**Brief**
Wherever the string "into" appears in a line, extract that line.

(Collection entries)
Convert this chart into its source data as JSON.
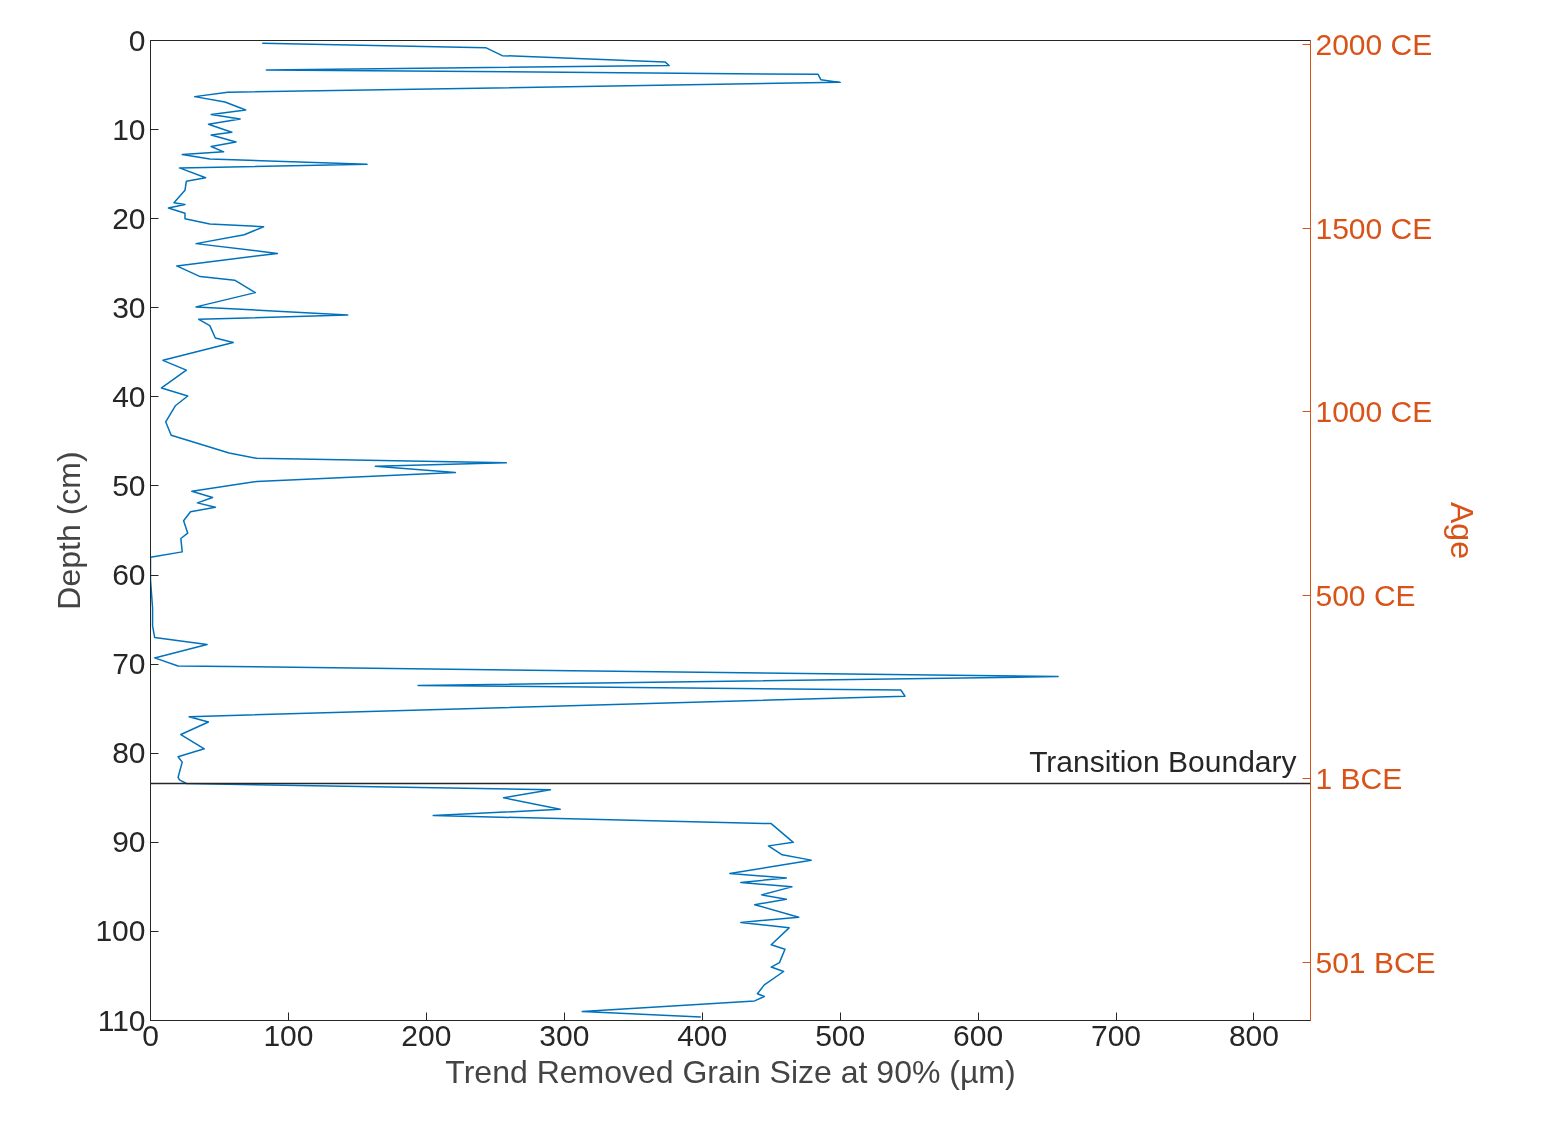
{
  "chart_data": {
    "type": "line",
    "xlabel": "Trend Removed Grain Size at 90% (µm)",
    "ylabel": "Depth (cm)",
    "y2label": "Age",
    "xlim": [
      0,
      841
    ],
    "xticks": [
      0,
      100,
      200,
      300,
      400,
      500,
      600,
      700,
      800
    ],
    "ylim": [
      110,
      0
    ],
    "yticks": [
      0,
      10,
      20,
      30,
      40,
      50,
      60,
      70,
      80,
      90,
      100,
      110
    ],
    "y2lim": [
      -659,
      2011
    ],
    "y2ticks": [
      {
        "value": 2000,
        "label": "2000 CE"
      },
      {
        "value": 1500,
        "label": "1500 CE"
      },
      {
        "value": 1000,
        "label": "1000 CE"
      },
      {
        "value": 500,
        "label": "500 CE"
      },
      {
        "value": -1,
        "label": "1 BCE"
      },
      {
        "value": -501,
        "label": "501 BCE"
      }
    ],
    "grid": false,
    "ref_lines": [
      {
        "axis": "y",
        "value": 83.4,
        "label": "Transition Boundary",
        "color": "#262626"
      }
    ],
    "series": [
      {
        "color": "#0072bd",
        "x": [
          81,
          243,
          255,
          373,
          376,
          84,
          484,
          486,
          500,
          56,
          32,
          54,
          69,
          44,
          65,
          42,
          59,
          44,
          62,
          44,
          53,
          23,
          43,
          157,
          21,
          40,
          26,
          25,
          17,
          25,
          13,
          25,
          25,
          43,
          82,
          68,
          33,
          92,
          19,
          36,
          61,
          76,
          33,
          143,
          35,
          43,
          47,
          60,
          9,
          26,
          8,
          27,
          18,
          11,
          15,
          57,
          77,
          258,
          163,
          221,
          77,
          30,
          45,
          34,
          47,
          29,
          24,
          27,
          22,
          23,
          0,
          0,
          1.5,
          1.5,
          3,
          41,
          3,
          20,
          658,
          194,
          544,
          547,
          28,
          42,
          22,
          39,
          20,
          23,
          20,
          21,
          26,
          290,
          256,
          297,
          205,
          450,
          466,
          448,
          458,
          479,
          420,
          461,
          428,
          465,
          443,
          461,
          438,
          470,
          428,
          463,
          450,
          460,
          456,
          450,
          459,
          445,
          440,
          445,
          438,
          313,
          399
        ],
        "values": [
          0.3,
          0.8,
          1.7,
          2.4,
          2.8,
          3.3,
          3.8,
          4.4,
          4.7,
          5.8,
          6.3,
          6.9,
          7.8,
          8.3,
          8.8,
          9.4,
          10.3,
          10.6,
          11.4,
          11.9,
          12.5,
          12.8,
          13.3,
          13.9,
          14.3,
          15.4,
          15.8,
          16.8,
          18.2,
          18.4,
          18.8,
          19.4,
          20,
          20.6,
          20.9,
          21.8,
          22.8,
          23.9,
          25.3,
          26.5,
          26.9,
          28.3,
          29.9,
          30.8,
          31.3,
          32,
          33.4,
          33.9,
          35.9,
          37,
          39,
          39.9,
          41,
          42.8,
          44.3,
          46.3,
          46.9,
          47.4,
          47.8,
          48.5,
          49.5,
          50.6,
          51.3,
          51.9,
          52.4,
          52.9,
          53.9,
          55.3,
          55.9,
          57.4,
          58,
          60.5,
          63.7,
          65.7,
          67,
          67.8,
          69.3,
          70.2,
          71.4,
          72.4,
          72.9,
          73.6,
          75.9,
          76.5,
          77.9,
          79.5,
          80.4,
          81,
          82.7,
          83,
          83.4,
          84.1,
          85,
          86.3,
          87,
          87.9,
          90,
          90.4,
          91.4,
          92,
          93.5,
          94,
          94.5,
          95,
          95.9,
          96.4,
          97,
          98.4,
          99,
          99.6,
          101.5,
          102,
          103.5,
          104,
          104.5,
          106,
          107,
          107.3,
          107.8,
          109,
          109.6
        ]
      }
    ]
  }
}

* * *

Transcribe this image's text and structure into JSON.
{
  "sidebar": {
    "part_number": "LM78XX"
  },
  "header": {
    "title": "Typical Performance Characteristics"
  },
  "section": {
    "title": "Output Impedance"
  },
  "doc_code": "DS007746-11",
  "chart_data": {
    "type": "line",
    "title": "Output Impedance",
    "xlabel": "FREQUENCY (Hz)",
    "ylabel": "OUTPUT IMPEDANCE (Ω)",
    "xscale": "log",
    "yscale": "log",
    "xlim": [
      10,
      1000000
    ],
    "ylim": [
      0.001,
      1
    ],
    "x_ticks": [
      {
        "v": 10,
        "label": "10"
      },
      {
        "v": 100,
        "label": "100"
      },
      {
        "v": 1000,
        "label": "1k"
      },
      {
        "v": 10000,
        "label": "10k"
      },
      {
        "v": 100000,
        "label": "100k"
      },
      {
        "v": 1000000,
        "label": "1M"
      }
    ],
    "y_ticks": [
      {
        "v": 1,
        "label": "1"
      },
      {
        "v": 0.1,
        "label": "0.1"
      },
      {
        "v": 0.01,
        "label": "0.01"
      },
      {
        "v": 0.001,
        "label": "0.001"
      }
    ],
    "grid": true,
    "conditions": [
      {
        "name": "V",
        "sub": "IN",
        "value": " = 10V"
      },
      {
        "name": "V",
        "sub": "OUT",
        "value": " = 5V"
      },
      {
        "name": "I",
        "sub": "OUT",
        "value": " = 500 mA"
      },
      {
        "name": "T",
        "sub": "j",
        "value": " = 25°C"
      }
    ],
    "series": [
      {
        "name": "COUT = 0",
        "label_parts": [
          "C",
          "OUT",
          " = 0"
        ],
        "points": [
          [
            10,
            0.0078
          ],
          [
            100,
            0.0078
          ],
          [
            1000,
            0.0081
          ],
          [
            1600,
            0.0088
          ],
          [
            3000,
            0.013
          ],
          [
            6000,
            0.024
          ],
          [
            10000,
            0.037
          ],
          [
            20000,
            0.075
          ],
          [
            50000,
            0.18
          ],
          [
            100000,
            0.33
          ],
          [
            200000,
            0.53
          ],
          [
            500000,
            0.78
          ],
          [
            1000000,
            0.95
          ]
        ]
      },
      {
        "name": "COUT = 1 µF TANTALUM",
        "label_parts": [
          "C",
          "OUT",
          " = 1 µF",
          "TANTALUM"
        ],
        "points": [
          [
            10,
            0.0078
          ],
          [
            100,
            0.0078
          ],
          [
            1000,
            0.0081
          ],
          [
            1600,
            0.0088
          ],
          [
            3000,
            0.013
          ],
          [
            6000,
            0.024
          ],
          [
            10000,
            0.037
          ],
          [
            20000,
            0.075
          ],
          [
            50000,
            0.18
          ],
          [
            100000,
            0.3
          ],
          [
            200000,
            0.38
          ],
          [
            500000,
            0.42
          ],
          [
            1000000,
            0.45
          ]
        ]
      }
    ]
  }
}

**Reply to the exercise**
Convert this chart into its source data as JSON.
Transcribe this image's text and structure into JSON.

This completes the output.